### What you have to do
Look over the lines below. Report each one that includes the string "this".

━━━ Source material

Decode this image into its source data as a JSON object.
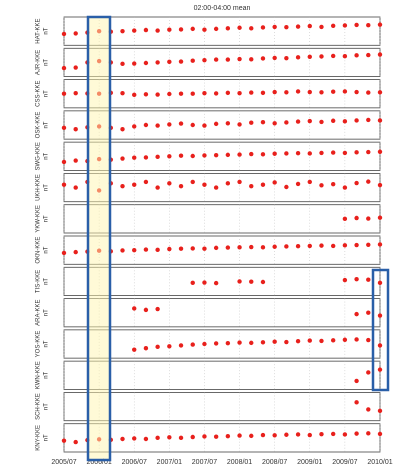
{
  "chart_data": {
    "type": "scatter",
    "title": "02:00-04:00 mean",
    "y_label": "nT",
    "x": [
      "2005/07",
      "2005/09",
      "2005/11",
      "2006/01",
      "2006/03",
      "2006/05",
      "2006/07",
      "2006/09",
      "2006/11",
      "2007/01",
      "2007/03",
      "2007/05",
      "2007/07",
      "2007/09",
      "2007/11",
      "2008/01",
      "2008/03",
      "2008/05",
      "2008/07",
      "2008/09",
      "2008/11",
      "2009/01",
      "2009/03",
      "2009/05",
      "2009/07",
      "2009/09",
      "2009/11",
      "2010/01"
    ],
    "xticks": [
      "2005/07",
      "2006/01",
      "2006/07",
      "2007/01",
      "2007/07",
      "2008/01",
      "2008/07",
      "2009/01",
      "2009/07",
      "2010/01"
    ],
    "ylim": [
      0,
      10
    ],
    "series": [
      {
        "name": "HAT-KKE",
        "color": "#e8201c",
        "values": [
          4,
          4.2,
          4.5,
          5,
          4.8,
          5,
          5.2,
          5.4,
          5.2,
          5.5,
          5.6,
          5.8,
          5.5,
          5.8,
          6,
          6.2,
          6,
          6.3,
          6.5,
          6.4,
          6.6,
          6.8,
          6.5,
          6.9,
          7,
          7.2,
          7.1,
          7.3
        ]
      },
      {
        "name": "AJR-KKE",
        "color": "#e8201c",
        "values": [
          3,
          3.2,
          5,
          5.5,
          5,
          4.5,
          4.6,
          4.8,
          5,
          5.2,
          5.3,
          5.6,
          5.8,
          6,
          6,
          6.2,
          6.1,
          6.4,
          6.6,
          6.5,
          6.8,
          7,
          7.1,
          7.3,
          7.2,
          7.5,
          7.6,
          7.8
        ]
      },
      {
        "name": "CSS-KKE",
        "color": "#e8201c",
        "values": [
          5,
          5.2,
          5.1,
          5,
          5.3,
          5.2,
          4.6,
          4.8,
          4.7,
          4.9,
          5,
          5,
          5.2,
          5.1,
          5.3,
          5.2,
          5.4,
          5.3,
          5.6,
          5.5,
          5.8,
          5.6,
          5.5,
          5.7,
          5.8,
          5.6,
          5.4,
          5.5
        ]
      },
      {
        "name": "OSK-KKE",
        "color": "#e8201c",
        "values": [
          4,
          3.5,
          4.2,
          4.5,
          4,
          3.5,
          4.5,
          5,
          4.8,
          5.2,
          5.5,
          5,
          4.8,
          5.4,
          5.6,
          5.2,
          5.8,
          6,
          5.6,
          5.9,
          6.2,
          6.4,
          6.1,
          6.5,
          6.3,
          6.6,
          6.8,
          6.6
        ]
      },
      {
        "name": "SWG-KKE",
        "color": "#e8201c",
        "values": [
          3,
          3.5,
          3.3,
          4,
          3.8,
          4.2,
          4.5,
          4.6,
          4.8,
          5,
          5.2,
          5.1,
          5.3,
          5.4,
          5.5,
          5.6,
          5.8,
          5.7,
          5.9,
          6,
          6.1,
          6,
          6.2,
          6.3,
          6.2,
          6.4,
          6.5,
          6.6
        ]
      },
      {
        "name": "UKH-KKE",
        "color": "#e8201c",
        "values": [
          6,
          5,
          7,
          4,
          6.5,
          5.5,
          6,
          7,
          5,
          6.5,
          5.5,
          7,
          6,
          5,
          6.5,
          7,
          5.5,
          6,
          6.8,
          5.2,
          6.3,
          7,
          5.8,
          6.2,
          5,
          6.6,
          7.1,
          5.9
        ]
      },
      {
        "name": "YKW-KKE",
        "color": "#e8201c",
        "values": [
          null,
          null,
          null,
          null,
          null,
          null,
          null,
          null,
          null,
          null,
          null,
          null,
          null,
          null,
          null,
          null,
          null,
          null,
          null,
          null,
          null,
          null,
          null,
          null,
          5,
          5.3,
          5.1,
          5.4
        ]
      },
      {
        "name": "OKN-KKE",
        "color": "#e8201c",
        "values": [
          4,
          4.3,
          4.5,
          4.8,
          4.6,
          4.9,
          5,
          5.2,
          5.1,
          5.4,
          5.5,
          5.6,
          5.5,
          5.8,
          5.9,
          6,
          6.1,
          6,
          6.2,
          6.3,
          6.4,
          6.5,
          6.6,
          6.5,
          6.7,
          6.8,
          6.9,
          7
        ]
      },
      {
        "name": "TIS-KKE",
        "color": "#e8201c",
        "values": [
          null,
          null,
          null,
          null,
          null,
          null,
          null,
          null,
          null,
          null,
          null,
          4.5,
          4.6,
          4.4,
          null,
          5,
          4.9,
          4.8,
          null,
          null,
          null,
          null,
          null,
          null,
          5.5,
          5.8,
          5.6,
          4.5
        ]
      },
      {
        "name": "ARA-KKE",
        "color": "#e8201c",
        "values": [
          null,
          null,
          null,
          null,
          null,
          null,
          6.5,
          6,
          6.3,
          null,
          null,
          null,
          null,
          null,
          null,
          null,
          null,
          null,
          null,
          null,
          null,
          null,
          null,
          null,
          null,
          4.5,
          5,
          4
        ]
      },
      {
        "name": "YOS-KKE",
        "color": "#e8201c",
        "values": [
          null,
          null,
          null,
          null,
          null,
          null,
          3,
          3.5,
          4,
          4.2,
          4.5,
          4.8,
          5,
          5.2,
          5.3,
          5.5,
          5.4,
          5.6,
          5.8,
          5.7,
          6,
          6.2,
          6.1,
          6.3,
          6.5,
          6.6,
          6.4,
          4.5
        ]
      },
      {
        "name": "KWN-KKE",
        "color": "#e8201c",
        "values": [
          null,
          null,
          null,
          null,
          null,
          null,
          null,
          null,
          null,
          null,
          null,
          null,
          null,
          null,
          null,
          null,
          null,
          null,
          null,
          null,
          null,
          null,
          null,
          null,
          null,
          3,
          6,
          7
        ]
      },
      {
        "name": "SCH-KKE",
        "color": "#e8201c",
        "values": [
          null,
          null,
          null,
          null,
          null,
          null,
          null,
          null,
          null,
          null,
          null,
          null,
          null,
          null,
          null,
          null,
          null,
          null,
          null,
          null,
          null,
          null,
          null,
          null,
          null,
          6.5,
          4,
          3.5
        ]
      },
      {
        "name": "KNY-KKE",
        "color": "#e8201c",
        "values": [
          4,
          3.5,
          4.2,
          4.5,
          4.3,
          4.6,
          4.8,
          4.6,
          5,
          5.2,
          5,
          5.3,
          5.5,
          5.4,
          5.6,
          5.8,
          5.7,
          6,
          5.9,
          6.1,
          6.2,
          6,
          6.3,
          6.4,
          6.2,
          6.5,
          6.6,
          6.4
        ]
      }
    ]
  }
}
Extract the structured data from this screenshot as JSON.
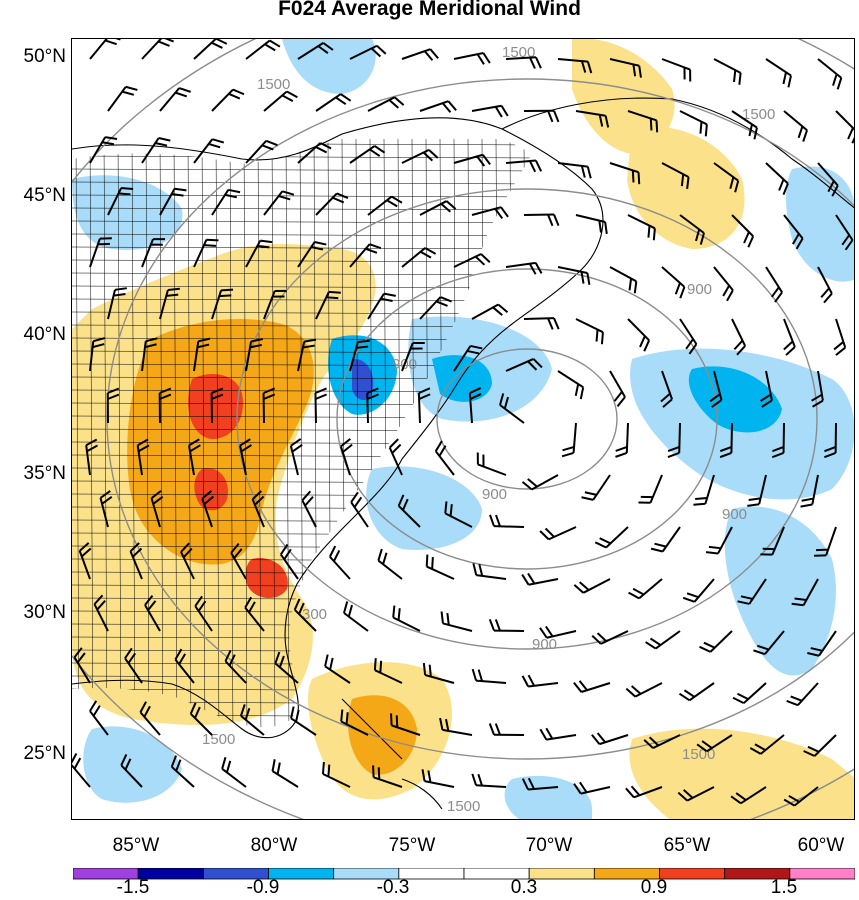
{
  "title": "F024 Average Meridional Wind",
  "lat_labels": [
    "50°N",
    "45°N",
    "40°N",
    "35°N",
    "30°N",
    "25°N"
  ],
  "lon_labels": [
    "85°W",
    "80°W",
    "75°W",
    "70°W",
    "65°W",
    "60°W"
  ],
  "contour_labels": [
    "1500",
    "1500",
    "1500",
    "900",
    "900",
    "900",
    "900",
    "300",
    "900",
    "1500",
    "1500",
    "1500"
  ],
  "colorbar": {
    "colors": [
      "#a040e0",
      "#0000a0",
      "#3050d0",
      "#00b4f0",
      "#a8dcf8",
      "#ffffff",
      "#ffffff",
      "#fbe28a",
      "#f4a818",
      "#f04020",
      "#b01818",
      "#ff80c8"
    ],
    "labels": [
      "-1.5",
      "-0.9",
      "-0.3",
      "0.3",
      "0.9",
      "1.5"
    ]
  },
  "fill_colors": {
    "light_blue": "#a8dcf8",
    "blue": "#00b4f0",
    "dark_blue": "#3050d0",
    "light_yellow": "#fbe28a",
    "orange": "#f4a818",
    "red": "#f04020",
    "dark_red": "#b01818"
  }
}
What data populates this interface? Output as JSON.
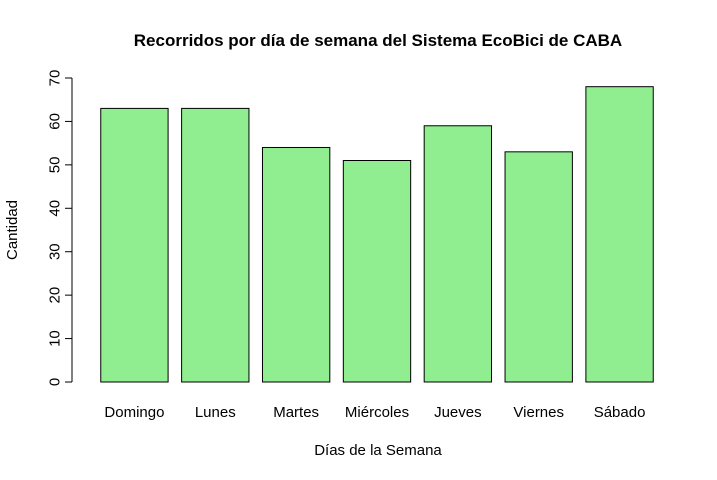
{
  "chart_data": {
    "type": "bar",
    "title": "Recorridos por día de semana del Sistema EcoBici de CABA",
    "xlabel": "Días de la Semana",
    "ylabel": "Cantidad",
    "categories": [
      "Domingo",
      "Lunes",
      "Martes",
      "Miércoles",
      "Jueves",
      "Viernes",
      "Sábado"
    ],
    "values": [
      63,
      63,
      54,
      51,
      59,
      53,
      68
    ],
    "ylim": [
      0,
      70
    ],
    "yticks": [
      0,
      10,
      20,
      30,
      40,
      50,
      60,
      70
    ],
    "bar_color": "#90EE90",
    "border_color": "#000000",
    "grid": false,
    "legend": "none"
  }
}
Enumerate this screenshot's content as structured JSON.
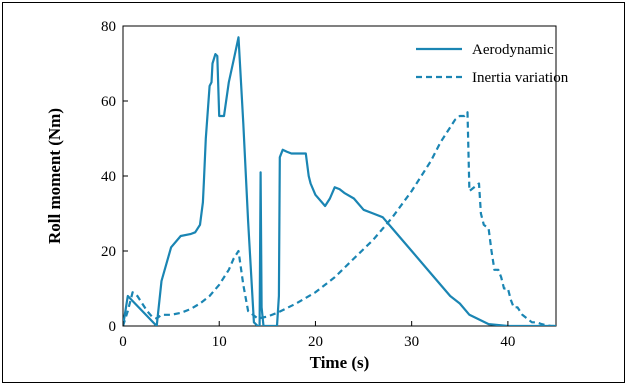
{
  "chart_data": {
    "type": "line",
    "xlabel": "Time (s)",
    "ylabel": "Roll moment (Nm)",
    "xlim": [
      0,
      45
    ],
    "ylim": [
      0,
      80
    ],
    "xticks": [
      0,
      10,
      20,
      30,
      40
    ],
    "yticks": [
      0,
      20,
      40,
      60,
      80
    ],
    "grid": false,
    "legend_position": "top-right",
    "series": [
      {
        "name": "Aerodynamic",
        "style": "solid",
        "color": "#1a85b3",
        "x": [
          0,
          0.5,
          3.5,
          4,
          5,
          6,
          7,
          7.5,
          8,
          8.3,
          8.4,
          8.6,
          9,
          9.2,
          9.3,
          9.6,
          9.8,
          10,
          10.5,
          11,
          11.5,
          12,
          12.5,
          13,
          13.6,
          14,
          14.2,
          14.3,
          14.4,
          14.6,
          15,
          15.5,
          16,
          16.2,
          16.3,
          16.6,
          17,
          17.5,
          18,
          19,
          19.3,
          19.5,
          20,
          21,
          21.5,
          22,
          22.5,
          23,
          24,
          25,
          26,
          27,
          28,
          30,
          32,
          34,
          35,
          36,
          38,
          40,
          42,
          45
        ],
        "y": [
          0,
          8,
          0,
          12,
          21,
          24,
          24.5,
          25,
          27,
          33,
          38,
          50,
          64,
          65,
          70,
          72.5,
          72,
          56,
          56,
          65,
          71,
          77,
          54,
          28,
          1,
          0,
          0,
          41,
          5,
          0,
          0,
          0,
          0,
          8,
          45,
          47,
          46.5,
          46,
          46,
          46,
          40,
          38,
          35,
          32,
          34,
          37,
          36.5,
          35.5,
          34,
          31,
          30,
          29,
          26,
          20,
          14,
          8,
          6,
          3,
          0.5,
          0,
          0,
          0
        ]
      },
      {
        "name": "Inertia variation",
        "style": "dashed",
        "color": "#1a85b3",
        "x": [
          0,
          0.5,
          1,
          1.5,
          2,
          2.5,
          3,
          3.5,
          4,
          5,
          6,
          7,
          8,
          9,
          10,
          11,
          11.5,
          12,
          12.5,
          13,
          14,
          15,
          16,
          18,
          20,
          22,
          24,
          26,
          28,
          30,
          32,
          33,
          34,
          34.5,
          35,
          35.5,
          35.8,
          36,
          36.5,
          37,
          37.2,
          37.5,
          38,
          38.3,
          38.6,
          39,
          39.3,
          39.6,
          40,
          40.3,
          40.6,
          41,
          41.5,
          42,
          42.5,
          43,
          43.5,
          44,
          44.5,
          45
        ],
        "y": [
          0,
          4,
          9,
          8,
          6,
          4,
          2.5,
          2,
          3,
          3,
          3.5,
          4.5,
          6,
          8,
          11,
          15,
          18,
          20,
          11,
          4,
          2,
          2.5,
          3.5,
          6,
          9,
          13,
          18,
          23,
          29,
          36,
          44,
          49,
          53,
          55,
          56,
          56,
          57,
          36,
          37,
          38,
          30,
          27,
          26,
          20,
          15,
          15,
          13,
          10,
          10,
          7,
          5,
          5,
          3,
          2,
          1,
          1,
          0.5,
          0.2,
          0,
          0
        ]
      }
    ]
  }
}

━━━━━━

### Written response
Decode this image into its source data as a JSON object.
Extract the structured data from this screenshot as JSON.
What data populates this interface? Output as JSON.
Enumerate this screenshot's content as structured JSON.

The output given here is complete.